[Instructions for the task]:
Among the entries below, find how many lines carry the word "medio" and state only that figure.

>> START Data supplied

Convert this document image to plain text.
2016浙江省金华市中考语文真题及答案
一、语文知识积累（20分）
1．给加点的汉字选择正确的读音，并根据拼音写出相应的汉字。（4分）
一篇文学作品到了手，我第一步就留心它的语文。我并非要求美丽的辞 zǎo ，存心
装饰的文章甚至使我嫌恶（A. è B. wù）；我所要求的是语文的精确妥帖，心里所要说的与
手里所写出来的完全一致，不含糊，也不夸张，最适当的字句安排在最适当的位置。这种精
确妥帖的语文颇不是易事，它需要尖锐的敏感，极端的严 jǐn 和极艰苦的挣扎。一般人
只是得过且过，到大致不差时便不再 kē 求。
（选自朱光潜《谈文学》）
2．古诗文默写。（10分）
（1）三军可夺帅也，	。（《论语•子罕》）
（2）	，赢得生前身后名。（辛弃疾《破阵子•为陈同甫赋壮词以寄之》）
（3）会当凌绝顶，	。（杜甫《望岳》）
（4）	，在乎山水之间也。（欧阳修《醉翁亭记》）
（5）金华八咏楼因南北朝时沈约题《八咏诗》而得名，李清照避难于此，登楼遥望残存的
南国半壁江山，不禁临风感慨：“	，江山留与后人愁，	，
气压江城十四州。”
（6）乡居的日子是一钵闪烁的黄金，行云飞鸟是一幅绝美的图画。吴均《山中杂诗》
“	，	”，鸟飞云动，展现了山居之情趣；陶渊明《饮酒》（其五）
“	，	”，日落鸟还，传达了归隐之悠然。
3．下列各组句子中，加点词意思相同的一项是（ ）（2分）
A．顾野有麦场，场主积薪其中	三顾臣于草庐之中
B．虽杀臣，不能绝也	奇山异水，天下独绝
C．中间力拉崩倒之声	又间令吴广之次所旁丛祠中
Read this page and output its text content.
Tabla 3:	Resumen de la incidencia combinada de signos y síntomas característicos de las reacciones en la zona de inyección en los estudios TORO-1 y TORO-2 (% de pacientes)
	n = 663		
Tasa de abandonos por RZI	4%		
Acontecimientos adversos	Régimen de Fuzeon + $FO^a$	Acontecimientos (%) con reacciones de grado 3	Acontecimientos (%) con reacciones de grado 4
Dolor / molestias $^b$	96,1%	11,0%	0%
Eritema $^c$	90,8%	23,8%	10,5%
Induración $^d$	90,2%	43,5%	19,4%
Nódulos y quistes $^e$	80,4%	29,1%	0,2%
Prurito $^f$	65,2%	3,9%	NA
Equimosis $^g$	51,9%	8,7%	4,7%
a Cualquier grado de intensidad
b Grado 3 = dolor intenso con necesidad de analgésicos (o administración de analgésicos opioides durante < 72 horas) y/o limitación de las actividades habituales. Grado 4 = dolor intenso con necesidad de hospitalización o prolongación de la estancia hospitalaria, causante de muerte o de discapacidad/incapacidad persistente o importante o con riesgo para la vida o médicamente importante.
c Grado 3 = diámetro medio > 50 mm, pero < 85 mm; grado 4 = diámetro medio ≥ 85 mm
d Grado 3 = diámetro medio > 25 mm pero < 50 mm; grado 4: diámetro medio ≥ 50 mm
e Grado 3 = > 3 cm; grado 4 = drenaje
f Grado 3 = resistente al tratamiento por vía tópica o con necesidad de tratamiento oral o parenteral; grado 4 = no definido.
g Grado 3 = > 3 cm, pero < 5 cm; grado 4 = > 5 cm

>> END Data supplied

[Answer to the exercise]:
2